Problem =>
Below is a listing to transcribe in full and exactly; keep the pictures out.

==============================

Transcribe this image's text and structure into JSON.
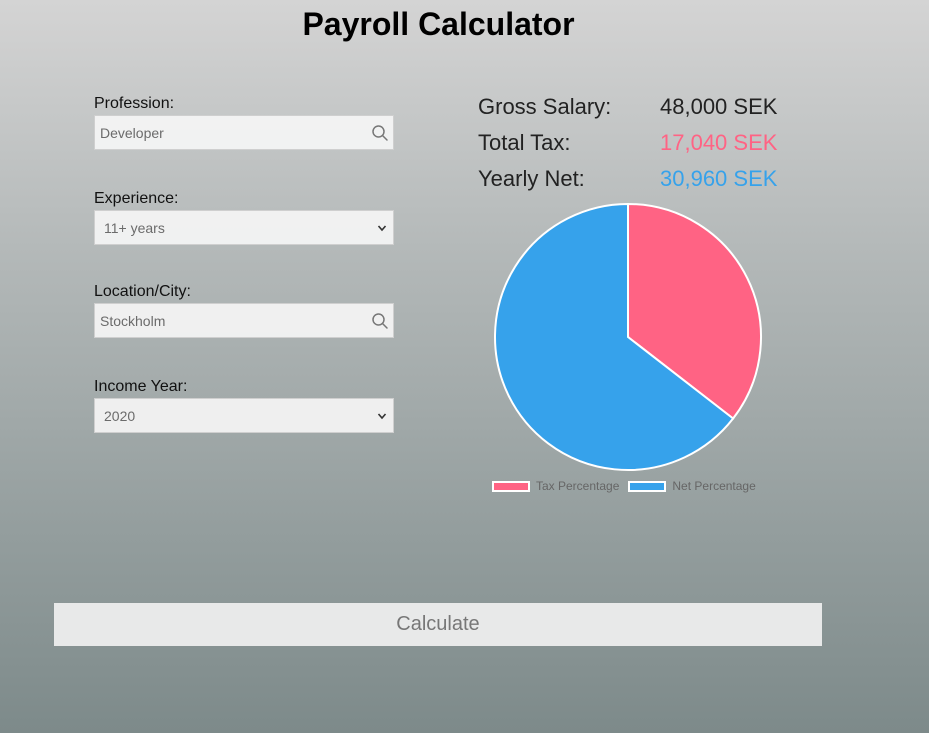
{
  "title": "Payroll Calculator",
  "form": {
    "profession": {
      "label": "Profession:",
      "value": "Developer",
      "icon": "search-icon"
    },
    "experience": {
      "label": "Experience:",
      "value": "11+ years",
      "icon": "chevron-down-icon"
    },
    "location": {
      "label": "Location/City:",
      "value": "Stockholm",
      "icon": "search-icon"
    },
    "income_year": {
      "label": "Income Year:",
      "value": "2020",
      "icon": "chevron-down-icon"
    }
  },
  "summary": {
    "gross_label": "Gross Salary:",
    "gross_value": "48,000 SEK",
    "tax_label": "Total Tax:",
    "tax_value": "17,040 SEK",
    "net_label": "Yearly Net:",
    "net_value": "30,960 SEK"
  },
  "colors": {
    "tax": "#ff6384",
    "net": "#36a2eb"
  },
  "chart_data": {
    "type": "pie",
    "categories": [
      "Tax Percentage",
      "Net Percentage"
    ],
    "values": [
      35.5,
      64.5
    ],
    "colors": [
      "#ff6384",
      "#36a2eb"
    ],
    "legend": "bottom"
  },
  "calculate_label": "Calculate"
}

==============================

The response =>
Transcribe this image's text and structure into JSON.
{
  "title": "Payroll Calculator",
  "form": {
    "profession": {
      "label": "Profession:",
      "value": "Developer",
      "icon": "search-icon"
    },
    "experience": {
      "label": "Experience:",
      "value": "11+ years",
      "icon": "chevron-down-icon"
    },
    "location": {
      "label": "Location/City:",
      "value": "Stockholm",
      "icon": "search-icon"
    },
    "income_year": {
      "label": "Income Year:",
      "value": "2020",
      "icon": "chevron-down-icon"
    }
  },
  "summary": {
    "gross_label": "Gross Salary:",
    "gross_value": "48,000 SEK",
    "tax_label": "Total Tax:",
    "tax_value": "17,040 SEK",
    "net_label": "Yearly Net:",
    "net_value": "30,960 SEK"
  },
  "colors": {
    "tax": "#ff6384",
    "net": "#36a2eb"
  },
  "chart_data": {
    "type": "pie",
    "categories": [
      "Tax Percentage",
      "Net Percentage"
    ],
    "values": [
      35.5,
      64.5
    ],
    "colors": [
      "#ff6384",
      "#36a2eb"
    ],
    "legend": "bottom"
  },
  "calculate_label": "Calculate"
}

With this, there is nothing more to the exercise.